■ Data section
===

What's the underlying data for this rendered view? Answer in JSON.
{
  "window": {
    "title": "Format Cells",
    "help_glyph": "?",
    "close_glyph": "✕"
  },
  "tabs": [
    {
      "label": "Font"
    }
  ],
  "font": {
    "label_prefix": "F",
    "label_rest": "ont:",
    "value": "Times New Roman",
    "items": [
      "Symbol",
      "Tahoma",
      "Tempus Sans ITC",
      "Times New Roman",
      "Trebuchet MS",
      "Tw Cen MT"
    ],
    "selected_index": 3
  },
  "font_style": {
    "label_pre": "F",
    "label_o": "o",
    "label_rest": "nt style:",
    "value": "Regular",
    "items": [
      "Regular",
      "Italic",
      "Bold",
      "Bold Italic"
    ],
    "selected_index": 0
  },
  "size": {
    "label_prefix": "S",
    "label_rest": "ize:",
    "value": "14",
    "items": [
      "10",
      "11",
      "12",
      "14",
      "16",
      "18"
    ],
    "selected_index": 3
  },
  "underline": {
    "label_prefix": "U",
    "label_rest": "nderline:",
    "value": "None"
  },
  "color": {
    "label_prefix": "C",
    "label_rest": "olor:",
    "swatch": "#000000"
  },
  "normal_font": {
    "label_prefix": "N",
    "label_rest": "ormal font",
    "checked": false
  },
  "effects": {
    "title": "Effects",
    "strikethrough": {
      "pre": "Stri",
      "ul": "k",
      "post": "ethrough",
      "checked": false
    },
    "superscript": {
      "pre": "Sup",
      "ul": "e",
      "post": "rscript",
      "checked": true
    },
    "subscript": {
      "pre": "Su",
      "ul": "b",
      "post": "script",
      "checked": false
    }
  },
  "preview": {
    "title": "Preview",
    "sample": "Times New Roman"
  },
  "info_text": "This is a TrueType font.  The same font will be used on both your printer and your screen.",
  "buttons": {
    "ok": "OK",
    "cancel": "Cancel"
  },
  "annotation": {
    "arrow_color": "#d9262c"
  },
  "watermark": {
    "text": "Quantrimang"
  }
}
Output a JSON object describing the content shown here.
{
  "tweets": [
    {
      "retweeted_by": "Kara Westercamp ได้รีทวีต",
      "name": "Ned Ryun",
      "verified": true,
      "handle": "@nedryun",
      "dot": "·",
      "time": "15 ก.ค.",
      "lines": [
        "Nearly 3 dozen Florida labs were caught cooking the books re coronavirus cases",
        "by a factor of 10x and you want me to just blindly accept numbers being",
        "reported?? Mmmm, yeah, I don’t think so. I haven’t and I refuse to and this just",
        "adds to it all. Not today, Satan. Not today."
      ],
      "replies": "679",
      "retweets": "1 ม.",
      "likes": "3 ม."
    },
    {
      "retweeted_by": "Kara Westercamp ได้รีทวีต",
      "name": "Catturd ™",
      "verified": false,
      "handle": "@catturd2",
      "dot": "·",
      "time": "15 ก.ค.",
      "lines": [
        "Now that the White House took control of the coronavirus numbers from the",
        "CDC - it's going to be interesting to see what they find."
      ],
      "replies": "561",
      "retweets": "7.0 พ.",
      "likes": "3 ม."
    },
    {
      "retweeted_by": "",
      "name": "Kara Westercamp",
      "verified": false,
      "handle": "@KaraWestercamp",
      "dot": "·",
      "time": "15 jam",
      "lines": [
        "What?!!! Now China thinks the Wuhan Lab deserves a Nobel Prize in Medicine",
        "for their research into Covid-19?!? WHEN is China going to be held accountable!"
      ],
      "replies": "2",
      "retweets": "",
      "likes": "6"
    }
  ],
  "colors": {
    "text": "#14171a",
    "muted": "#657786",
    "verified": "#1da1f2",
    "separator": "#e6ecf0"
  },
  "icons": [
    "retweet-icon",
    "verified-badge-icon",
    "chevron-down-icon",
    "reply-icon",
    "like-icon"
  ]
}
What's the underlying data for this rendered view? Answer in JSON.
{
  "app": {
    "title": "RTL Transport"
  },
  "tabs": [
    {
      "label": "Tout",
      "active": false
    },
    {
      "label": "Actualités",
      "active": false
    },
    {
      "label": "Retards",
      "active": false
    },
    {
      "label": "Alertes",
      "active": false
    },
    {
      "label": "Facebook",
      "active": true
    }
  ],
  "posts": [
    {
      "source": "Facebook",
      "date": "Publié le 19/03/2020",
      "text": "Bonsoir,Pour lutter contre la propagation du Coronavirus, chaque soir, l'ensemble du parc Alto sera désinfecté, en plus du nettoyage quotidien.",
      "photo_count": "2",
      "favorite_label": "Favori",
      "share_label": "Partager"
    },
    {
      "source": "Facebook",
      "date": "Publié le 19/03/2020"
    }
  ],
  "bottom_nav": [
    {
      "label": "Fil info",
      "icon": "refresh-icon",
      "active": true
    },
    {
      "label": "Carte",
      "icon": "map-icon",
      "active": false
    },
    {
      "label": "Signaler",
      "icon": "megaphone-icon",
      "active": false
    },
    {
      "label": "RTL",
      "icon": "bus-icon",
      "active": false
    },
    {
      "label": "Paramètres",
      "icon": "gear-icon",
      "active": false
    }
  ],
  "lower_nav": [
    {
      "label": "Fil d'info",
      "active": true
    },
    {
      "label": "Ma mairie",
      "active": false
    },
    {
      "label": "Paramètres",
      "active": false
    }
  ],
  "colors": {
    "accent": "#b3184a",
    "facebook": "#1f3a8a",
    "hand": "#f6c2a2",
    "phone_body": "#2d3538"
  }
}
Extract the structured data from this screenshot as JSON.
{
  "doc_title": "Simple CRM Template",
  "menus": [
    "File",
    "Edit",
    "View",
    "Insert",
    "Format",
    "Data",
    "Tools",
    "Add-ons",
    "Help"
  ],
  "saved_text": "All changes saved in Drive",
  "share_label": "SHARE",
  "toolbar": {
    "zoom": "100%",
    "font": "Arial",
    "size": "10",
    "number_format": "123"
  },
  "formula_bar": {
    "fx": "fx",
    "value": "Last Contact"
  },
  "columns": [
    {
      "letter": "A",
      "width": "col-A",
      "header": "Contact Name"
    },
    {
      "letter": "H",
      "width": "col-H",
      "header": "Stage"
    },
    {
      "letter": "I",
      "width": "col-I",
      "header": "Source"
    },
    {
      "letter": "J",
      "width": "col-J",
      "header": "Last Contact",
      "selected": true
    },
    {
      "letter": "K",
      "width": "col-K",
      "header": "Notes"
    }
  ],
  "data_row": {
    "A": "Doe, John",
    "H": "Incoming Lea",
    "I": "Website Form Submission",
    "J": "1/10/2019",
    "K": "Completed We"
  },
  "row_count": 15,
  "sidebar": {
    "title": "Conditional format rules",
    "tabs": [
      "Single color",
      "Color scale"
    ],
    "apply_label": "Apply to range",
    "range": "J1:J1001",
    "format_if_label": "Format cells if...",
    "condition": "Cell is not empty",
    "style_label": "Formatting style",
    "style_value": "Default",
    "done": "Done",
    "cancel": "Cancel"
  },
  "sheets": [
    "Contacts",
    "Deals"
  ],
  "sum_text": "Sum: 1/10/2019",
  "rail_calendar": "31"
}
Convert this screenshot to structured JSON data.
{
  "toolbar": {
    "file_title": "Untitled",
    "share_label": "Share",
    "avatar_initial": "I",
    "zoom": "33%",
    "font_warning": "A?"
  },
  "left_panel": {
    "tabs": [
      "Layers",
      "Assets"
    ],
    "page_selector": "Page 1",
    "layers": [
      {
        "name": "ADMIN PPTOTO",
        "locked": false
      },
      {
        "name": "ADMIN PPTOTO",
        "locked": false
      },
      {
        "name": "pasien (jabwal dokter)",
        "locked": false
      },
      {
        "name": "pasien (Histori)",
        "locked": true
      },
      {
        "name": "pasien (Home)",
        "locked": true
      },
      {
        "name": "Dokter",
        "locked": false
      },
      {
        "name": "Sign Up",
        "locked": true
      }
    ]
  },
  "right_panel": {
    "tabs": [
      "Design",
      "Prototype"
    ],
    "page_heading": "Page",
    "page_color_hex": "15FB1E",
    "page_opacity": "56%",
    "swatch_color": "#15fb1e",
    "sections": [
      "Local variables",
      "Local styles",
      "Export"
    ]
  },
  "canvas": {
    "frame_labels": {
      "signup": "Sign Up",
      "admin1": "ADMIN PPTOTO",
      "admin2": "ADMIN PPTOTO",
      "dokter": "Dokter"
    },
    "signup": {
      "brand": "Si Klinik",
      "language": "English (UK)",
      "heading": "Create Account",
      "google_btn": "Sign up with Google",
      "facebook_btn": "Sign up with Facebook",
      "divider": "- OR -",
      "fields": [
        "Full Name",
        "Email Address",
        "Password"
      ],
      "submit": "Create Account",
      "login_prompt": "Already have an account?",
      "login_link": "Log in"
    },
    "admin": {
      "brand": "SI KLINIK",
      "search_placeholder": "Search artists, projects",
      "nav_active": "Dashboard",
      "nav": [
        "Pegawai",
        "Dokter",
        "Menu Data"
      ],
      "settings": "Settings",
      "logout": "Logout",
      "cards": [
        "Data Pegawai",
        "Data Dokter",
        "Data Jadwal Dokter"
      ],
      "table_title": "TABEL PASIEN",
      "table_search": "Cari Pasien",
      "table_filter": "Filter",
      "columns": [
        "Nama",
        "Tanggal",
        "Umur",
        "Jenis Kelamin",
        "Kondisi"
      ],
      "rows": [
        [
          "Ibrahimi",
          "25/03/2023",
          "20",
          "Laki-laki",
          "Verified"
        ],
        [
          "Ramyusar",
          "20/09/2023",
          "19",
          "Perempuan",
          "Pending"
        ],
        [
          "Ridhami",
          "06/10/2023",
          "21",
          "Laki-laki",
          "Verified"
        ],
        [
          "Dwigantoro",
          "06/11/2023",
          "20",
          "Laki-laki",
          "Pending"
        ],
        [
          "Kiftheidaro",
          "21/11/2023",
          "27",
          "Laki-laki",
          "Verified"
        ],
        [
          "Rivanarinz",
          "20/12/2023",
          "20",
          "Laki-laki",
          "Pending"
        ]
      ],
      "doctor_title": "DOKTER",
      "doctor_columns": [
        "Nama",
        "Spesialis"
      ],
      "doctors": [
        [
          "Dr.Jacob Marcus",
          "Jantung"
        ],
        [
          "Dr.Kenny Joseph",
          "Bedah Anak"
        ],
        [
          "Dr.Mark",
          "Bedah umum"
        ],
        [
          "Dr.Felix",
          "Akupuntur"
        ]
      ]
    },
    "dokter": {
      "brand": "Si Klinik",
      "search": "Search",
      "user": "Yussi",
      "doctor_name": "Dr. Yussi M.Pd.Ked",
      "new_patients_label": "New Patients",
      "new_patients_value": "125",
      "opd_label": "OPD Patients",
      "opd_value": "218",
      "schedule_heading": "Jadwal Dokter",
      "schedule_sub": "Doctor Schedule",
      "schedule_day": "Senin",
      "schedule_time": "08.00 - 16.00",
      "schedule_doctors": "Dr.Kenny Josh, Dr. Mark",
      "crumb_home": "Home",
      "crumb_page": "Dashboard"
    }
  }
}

===

■ Try it
Read the data above and pull out each line that holds the string "Jadwal".

■ Finished task
        "Data Jadwal Dokter"
      "schedule_heading": "Jadwal Dokter",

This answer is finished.